▶ Requirements: Look over the lines below. Report each one that includes the string "name".

▶ Items from a figure collection:
▬▬▬
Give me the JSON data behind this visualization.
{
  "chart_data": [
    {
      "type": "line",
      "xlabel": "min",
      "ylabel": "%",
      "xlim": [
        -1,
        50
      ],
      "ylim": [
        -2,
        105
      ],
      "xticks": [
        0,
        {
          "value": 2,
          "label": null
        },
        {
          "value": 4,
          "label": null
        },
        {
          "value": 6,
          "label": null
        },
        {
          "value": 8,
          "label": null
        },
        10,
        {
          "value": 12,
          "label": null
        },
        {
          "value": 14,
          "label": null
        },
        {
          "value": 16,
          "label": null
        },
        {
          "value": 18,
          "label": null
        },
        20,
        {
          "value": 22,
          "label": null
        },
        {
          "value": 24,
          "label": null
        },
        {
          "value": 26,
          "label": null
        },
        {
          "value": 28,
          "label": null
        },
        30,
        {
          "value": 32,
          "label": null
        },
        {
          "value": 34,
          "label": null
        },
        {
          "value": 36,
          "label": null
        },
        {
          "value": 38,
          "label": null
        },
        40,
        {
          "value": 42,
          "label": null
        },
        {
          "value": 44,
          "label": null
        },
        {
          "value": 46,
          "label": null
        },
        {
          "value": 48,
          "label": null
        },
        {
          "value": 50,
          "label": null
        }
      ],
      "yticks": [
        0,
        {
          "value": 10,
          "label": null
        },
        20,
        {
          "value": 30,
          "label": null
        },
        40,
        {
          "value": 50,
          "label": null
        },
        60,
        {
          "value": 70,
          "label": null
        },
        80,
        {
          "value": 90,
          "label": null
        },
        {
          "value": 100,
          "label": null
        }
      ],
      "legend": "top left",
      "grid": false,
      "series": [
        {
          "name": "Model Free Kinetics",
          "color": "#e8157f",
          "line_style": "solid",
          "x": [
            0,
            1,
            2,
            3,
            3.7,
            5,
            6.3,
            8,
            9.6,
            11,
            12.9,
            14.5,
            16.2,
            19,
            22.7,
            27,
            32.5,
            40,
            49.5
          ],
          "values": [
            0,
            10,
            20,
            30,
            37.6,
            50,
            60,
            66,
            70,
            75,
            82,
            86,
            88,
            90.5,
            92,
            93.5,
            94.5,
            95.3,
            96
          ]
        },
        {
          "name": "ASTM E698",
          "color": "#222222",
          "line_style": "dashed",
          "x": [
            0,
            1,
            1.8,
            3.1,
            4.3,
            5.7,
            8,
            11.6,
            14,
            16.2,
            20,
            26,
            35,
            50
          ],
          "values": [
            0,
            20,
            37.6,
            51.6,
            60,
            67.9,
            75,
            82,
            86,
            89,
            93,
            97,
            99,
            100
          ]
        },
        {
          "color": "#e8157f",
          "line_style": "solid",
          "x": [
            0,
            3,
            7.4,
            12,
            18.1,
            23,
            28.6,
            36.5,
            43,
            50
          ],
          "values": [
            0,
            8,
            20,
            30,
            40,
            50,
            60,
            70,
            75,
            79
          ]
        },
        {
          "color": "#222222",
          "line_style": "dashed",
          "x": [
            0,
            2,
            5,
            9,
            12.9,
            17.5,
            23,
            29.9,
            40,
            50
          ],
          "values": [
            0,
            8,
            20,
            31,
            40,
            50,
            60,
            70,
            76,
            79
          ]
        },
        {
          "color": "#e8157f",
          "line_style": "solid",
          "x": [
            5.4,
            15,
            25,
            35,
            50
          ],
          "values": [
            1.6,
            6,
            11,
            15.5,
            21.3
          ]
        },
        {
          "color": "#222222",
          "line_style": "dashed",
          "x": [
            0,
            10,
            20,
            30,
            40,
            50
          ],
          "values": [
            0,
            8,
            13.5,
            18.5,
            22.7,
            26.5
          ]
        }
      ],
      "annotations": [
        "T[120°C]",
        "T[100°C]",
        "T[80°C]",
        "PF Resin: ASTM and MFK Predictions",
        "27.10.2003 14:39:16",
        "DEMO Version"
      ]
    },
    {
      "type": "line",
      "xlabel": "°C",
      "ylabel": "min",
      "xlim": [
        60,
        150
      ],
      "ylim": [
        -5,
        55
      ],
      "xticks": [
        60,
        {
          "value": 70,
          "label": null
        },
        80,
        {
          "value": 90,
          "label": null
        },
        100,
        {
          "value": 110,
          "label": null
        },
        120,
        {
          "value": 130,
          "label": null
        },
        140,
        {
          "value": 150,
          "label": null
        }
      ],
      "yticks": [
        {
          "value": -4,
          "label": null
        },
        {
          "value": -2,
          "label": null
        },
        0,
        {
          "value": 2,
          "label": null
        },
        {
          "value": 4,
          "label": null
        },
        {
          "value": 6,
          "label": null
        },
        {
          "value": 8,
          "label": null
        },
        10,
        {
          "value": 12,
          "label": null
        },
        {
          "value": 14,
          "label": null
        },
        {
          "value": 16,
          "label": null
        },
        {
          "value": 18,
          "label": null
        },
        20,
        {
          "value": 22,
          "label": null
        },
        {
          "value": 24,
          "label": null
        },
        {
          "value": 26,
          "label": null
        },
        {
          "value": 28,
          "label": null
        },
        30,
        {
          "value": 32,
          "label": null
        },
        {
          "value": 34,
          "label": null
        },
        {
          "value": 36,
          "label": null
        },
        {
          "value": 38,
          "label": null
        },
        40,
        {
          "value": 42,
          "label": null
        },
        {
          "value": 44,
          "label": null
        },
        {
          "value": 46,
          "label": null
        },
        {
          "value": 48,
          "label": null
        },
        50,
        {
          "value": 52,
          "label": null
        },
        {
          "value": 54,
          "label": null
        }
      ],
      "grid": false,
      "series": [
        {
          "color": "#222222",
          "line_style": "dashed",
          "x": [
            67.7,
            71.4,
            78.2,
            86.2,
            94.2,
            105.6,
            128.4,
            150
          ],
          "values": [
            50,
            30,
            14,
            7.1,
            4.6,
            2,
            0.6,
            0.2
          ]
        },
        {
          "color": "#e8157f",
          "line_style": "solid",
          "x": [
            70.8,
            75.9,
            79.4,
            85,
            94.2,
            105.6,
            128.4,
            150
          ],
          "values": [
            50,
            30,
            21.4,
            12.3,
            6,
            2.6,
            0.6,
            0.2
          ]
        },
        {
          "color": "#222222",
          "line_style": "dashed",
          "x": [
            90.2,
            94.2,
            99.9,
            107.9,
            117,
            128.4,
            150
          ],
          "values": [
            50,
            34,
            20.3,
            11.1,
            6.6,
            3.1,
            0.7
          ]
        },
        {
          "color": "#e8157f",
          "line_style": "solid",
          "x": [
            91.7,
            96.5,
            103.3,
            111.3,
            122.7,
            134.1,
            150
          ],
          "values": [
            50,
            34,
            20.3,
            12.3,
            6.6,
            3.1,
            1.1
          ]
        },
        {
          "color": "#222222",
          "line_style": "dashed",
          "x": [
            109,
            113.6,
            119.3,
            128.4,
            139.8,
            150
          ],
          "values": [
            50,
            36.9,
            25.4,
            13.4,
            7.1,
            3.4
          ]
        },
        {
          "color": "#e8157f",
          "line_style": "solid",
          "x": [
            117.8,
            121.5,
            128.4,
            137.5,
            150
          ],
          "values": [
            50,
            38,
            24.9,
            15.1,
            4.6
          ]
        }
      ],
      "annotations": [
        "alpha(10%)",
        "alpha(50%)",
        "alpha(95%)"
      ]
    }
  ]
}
▬▬▬
▶ Output below:
          "name": "Model Free Kinetics",
          "name": "ASTM E698",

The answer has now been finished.